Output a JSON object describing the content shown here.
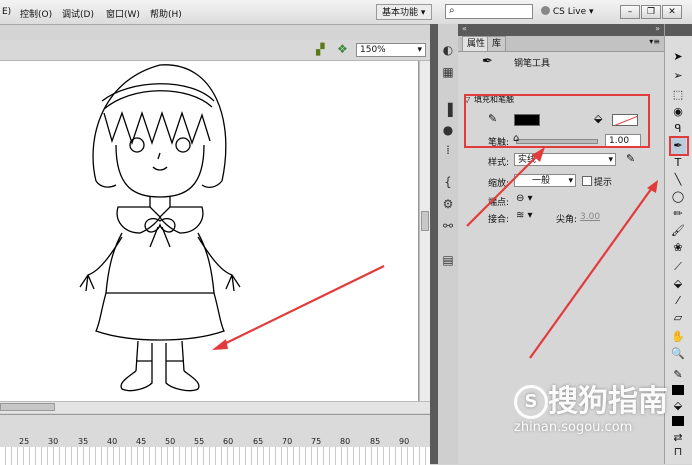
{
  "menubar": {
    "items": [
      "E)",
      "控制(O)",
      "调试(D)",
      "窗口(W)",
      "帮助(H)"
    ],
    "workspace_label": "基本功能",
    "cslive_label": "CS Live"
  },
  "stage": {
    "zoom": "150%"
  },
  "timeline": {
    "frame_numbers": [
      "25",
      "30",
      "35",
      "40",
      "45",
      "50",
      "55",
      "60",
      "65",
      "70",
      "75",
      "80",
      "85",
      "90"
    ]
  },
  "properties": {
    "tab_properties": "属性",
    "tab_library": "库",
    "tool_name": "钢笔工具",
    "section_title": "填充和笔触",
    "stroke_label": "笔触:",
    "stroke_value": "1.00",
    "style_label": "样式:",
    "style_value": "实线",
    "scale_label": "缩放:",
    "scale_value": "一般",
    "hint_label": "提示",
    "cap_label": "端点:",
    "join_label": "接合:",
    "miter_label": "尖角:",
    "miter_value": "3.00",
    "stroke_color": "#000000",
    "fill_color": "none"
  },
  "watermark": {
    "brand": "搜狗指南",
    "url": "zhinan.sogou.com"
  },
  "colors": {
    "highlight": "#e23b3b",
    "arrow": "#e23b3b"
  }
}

* * *

Given task: Reproduce the entries exactly. Do not carry over any picture.

Solution for this problem:
Output a JSON object describing the content shown here.
{
  "menubar": {
    "items": [
      "E)",
      "控制(O)",
      "调试(D)",
      "窗口(W)",
      "帮助(H)"
    ],
    "workspace_label": "基本功能",
    "cslive_label": "CS Live"
  },
  "stage": {
    "zoom": "150%"
  },
  "timeline": {
    "frame_numbers": [
      "25",
      "30",
      "35",
      "40",
      "45",
      "50",
      "55",
      "60",
      "65",
      "70",
      "75",
      "80",
      "85",
      "90"
    ]
  },
  "properties": {
    "tab_properties": "属性",
    "tab_library": "库",
    "tool_name": "钢笔工具",
    "section_title": "填充和笔触",
    "stroke_label": "笔触:",
    "stroke_value": "1.00",
    "style_label": "样式:",
    "style_value": "实线",
    "scale_label": "缩放:",
    "scale_value": "一般",
    "hint_label": "提示",
    "cap_label": "端点:",
    "join_label": "接合:",
    "miter_label": "尖角:",
    "miter_value": "3.00",
    "stroke_color": "#000000",
    "fill_color": "none"
  },
  "watermark": {
    "brand": "搜狗指南",
    "url": "zhinan.sogou.com"
  },
  "colors": {
    "highlight": "#e23b3b",
    "arrow": "#e23b3b"
  }
}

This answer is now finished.